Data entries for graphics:
········
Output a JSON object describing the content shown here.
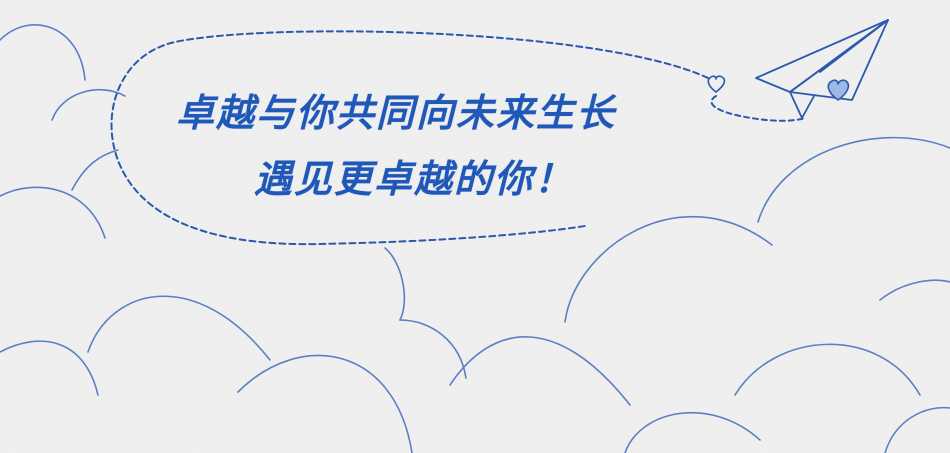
{
  "banner": {
    "headline_line1": "卓越与你共同向未来生长",
    "headline_line2": "遇见更卓越的你！"
  },
  "colors": {
    "background": "#f3f3f3",
    "line": "#5b7fc4",
    "text": "#1f58b8",
    "heart_fill": "#9bb8e6"
  },
  "icons": {
    "plane": "paper-plane-icon",
    "heart_small": "heart-outline-icon",
    "heart_plane": "heart-icon"
  }
}
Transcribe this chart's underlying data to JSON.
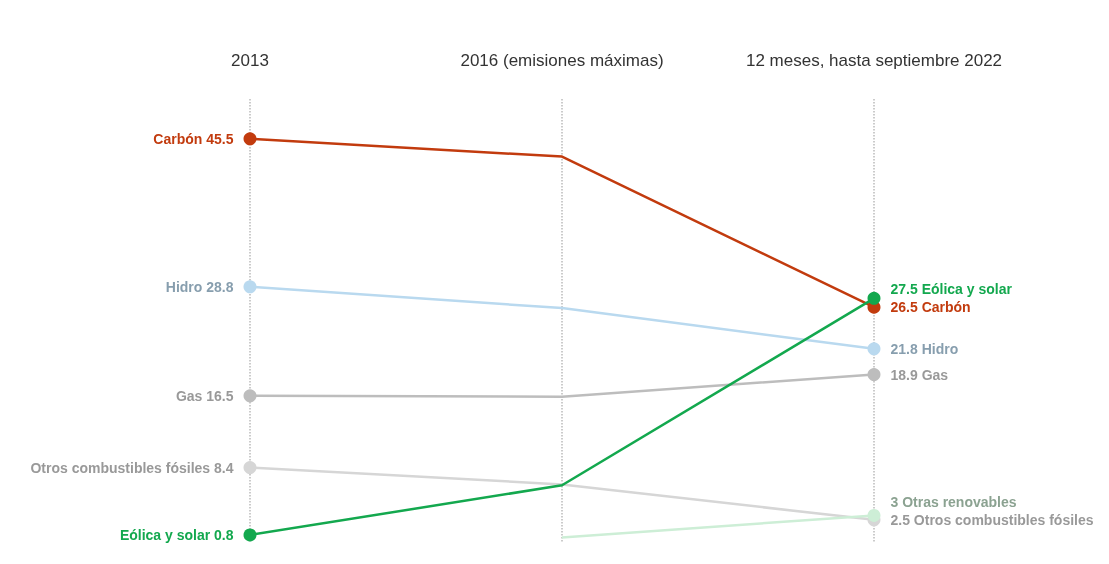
········
• [GIVEN EXERCISE]: Quote the material in full and exactly; do not carry over its pictures.

• [TASK ANSWER]:
Output a JSON object describing the content shown here.
{
  "banner": {
    "headline_line1": "卓越与你共同向未来生长",
    "headline_line2": "遇见更卓越的你！"
  },
  "colors": {
    "background": "#f3f3f3",
    "line": "#5b7fc4",
    "text": "#1f58b8",
    "heart_fill": "#9bb8e6"
  },
  "icons": {
    "plane": "paper-plane-icon",
    "heart_small": "heart-outline-icon",
    "heart_plane": "heart-icon"
  }
}
Transcribe this chart's underlying data to JSON.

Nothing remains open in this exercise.